Exercise requirements:
Comb the records below for the string "субсидии" and copy each line where it turns up.

+++++

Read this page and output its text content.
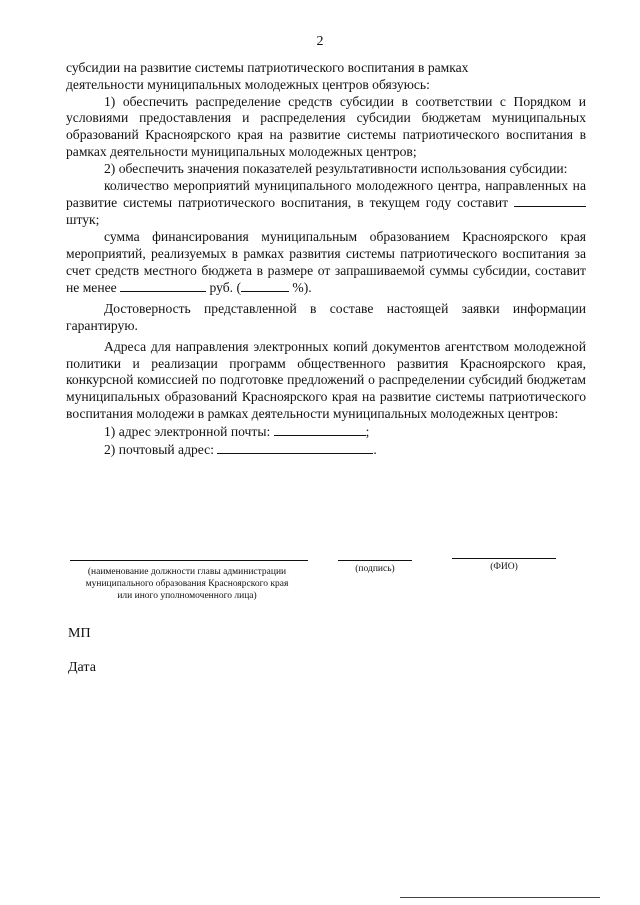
2

субсидии на развитие системы патриотического воспитания в рамках

деятельности муниципальных молодежных центров обязуюсь:

1) обеспечить распределение средств субсидии в соответствии с Порядком и условиями предоставления и распределения субсидии бюджетам муниципальных образований Красноярского края на развитие системы патриотического воспитания в рамках деятельности муниципальных молодежных центров;

2) обеспечить значения показателей результативности использования субсидии:

количество мероприятий муниципального молодежного центра, направленных на развитие системы патриотического воспитания, в текущем году составит  штук;

сумма финансирования муниципальным образованием Красноярского края мероприятий, реализуемых в рамках развития системы патриотического воспитания за счет средств местного бюджета в размере от запрашиваемой суммы субсидии, составит не менее	руб. (	%).

Достоверность представленной в составе настоящей заявки информации гарантирую.

Адреса для направления электронных копий документов агентством молодежной политики и реализации программ общественного развития Красноярского края, конкурсной комиссией по подготовке предложений о распределении субсидий бюджетам муниципальных образований Красноярского края на развитие системы патриотического воспитания молодежи в рамках деятельности муниципальных молодежных центров:

1) адрес электронной почты:	;

2) почтовый адрес:	.

(наименование должности главы администрации
муниципального образования Красноярского края
или иного уполномоченного лица)
(подпись)	(ФИО)
МП
Дата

+++++

Result below:
субсидии на развитие системы патриотического воспитания в рамках
1) обеспечить распределение средств субсидии в соответствии с Порядком и условиями предоставления и распределения субсидии бюджетам муниципальных образований Красноярского края на развитие системы патриотического воспитания в рамках деятельности муниципальных молодежных центров;
2) обеспечить значения показателей результативности использования субсидии:
сумма финансирования муниципальным образованием Красноярского края мероприятий, реализуемых в рамках развития системы патриотического воспитания за счет средств местного бюджета в размере от запрашиваемой суммы субсидии, составит не менее	руб. (	%).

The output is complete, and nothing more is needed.